Reproduce the listing verbatim from its first line through the line containing "stat-label: Goals per", with both of those lines included.
====== Exercise data
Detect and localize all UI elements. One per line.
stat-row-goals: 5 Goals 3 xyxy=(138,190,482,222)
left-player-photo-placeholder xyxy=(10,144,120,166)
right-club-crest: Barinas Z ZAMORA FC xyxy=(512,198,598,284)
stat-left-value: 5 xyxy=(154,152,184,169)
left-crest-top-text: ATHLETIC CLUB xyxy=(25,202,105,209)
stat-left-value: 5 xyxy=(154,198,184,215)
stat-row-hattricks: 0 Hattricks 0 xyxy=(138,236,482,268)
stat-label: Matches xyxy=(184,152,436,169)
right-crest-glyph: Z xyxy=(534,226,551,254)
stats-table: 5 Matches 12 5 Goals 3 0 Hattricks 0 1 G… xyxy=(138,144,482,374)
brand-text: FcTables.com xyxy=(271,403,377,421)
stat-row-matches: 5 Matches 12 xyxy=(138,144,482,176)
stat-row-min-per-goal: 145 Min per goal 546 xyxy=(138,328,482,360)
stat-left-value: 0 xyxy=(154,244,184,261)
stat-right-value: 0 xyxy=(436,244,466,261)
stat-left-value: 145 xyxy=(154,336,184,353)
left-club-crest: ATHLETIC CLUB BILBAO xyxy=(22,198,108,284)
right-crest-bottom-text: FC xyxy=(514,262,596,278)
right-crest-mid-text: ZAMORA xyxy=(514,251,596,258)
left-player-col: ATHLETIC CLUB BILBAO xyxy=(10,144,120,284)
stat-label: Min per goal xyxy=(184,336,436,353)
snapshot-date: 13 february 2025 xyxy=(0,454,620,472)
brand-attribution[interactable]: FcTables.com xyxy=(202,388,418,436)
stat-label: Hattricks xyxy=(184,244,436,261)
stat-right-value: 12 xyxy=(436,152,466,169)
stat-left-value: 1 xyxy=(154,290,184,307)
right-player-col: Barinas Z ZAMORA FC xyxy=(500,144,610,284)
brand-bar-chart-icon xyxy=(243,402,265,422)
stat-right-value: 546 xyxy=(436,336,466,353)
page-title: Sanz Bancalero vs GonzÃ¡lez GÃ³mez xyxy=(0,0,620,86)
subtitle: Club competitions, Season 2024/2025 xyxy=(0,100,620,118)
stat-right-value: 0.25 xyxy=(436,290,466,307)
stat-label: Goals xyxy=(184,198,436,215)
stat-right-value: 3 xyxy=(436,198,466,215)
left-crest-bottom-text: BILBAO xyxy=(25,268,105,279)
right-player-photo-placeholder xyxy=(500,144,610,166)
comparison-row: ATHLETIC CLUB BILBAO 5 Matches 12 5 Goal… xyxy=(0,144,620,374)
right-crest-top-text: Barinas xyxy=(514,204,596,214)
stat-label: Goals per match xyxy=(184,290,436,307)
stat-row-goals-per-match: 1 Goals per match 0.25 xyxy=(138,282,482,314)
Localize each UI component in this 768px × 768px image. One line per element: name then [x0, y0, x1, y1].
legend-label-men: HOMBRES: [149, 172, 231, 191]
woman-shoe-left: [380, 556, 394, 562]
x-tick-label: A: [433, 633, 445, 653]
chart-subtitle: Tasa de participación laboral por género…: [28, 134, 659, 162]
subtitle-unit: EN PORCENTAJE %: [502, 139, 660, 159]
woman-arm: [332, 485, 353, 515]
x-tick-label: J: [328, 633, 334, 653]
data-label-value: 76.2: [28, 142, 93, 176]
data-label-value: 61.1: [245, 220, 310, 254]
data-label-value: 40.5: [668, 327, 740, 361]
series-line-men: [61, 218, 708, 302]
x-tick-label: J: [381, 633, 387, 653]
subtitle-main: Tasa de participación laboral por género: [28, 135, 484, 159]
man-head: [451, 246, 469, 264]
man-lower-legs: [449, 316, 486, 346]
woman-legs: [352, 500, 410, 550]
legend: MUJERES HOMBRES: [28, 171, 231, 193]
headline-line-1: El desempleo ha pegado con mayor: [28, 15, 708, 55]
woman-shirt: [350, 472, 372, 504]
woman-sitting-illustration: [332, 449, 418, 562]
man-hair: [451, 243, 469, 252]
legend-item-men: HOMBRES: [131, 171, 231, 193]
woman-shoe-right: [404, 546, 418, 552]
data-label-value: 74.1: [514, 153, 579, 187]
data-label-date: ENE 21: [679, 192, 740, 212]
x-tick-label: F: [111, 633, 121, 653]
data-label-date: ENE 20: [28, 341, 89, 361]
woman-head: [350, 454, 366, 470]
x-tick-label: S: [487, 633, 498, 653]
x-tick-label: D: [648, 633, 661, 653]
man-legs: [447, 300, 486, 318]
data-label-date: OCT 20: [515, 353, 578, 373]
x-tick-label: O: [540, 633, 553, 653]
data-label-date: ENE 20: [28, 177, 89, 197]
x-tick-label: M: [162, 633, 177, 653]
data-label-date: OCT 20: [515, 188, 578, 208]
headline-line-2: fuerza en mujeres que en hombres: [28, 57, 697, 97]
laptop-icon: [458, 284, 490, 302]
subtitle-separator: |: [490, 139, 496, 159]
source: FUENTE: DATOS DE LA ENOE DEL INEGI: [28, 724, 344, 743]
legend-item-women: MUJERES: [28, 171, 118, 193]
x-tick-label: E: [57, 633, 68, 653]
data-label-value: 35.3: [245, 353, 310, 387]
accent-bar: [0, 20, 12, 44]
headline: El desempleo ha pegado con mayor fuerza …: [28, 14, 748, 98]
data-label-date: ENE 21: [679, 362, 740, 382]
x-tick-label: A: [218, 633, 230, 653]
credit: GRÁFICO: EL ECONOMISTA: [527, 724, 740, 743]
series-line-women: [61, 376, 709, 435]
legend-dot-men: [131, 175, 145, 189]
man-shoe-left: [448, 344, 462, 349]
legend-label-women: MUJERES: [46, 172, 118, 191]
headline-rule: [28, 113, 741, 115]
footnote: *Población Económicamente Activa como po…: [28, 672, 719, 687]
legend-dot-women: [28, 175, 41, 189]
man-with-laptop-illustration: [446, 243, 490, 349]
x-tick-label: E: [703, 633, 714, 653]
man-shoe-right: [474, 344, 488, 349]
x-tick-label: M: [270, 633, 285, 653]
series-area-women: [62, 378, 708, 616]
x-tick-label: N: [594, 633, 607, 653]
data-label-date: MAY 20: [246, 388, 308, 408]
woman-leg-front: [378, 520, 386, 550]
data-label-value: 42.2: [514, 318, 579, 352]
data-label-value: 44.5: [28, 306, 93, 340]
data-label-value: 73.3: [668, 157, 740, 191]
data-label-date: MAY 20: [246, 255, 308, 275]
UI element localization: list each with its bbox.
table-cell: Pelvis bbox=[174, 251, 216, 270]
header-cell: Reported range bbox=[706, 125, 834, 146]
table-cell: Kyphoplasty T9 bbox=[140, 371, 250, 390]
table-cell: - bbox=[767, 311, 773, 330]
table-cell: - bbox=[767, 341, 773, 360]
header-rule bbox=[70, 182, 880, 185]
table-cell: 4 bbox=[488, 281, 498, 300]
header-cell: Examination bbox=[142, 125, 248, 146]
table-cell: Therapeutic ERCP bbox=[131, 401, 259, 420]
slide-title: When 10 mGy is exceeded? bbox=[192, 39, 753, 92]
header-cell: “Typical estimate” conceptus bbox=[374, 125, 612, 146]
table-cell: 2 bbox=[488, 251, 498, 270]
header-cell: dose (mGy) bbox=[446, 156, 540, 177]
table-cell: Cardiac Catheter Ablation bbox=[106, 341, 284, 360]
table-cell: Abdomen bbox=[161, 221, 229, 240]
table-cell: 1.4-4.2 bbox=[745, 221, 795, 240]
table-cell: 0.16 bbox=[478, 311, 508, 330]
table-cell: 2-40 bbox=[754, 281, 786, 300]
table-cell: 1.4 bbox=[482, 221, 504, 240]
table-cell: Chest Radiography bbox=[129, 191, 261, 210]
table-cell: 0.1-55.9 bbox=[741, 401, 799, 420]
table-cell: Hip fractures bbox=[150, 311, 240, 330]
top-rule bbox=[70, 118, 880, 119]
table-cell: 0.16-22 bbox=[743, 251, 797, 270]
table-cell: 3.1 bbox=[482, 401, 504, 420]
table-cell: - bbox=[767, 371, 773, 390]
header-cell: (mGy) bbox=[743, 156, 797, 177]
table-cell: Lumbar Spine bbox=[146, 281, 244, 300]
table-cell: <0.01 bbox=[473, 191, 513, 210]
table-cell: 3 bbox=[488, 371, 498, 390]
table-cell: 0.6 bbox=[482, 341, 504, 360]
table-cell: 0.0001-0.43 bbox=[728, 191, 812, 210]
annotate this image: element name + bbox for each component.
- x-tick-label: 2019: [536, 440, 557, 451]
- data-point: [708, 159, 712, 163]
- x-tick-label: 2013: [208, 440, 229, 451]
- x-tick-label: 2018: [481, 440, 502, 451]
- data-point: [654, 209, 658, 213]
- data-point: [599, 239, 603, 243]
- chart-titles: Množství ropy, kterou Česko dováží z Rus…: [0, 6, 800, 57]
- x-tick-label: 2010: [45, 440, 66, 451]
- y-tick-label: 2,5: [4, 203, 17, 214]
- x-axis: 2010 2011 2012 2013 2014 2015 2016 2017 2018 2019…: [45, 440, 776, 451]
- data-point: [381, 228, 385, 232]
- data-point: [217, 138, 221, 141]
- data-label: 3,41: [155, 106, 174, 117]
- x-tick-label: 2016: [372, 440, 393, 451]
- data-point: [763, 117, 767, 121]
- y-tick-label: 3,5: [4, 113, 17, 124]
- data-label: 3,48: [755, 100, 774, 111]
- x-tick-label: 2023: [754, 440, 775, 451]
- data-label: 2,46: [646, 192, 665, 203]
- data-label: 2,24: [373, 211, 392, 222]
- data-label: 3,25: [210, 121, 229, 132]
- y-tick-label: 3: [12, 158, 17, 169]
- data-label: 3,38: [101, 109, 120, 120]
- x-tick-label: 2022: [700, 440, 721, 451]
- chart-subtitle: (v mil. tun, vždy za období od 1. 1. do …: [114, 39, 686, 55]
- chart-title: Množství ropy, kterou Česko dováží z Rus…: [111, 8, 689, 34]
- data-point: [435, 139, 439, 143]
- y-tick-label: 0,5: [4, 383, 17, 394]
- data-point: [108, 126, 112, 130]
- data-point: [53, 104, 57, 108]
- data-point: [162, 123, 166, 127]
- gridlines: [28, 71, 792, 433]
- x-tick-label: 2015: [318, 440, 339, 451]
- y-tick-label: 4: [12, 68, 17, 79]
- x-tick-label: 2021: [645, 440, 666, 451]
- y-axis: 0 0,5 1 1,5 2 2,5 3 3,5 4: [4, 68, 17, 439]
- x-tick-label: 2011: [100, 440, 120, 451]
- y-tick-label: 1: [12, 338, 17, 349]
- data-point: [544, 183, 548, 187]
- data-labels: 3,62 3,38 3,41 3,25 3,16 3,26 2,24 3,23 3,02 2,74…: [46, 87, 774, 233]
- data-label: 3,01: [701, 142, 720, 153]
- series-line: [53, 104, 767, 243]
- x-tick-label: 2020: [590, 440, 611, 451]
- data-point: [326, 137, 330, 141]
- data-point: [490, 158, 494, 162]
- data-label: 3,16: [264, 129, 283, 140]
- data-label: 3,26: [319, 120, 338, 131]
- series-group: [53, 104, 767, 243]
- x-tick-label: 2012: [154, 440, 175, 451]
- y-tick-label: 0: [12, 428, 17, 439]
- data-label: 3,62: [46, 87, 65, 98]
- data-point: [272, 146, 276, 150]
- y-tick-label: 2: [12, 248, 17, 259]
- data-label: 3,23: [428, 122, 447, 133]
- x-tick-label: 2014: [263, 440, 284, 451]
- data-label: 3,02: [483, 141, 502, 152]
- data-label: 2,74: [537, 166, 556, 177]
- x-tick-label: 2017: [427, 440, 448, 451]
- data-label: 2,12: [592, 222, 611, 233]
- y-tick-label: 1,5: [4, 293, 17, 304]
============
Worked solution:
Detect and localize all UI elements. One per line.
stat-row-goals: 5 Goals 3 xyxy=(138,190,482,222)
left-player-photo-placeholder xyxy=(10,144,120,166)
right-club-crest: Barinas Z ZAMORA FC xyxy=(512,198,598,284)
stat-left-value: 5 xyxy=(154,152,184,169)
left-crest-top-text: ATHLETIC CLUB xyxy=(25,202,105,209)
stat-left-value: 5 xyxy=(154,198,184,215)
stat-row-hattricks: 0 Hattricks 0 xyxy=(138,236,482,268)
stat-label: Matches xyxy=(184,152,436,169)
right-crest-glyph: Z xyxy=(534,226,551,254)
stats-table: 5 Matches 12 5 Goals 3 0 Hattricks 0 1 G… xyxy=(138,144,482,374)
brand-text: FcTables.com xyxy=(271,403,377,421)
stat-row-matches: 5 Matches 12 xyxy=(138,144,482,176)
stat-row-min-per-goal: 145 Min per goal 546 xyxy=(138,328,482,360)
stat-left-value: 0 xyxy=(154,244,184,261)
stat-right-value: 0 xyxy=(436,244,466,261)
stat-left-value: 145 xyxy=(154,336,184,353)
left-club-crest: ATHLETIC CLUB BILBAO xyxy=(22,198,108,284)
right-crest-bottom-text: FC xyxy=(514,262,596,278)
right-crest-mid-text: ZAMORA xyxy=(514,251,596,258)
left-player-col: ATHLETIC CLUB BILBAO xyxy=(10,144,120,284)
stat-label: Min per goal xyxy=(184,336,436,353)
snapshot-date: 13 february 2025 xyxy=(0,454,620,472)
brand-attribution[interactable]: FcTables.com xyxy=(202,388,418,436)
stat-label: Hattricks xyxy=(184,244,436,261)
stat-right-value: 12 xyxy=(436,152,466,169)
stat-left-value: 1 xyxy=(154,290,184,307)
right-player-col: Barinas Z ZAMORA FC xyxy=(500,144,610,284)
brand-bar-chart-icon xyxy=(243,402,265,422)
stat-right-value: 546 xyxy=(436,336,466,353)
page-title: Sanz Bancalero vs GonzÃ¡lez GÃ³mez xyxy=(0,0,620,86)
subtitle: Club competitions, Season 2024/2025 xyxy=(0,100,620,118)
stat-right-value: 0.25 xyxy=(436,290,466,307)
stat-label: Goals xyxy=(184,198,436,215)
stat-right-value: 3 xyxy=(436,198,466,215)
left-crest-bottom-text: BILBAO xyxy=(25,268,105,279)
right-player-photo-placeholder xyxy=(500,144,610,166)
comparison-row: ATHLETIC CLUB BILBAO 5 Matches 12 5 Goal… xyxy=(0,144,620,374)
right-crest-top-text: Barinas xyxy=(514,204,596,214)
stat-label: Goals per match xyxy=(184,290,436,307)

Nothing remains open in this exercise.